→ DO THIS
Count the lines containing "view". Give the number alone.

→ RAW RECORDS
%%

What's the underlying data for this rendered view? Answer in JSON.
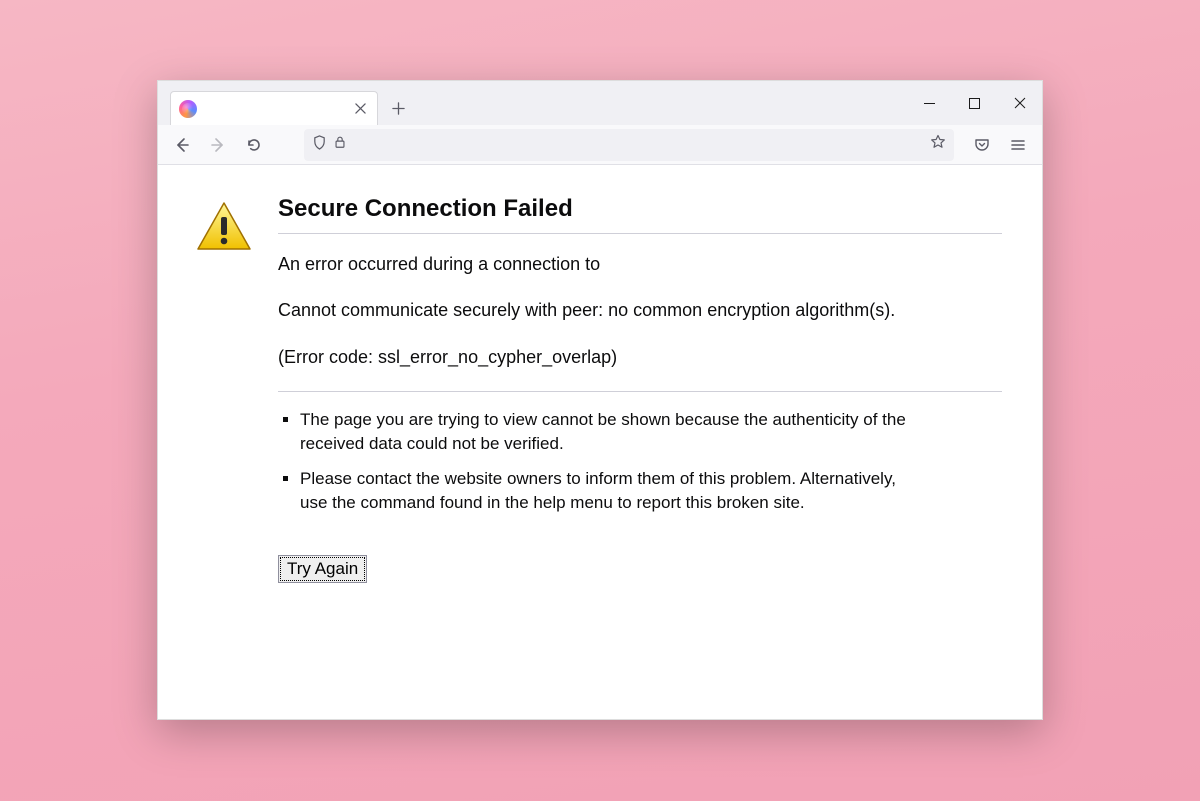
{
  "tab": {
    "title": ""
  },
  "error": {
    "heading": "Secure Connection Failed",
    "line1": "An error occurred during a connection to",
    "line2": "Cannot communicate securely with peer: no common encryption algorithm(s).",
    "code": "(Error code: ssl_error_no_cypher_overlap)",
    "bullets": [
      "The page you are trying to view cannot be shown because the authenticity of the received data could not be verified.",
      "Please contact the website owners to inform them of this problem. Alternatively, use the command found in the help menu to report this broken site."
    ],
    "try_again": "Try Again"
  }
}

%%

→ EXERCISE RESPONSE
2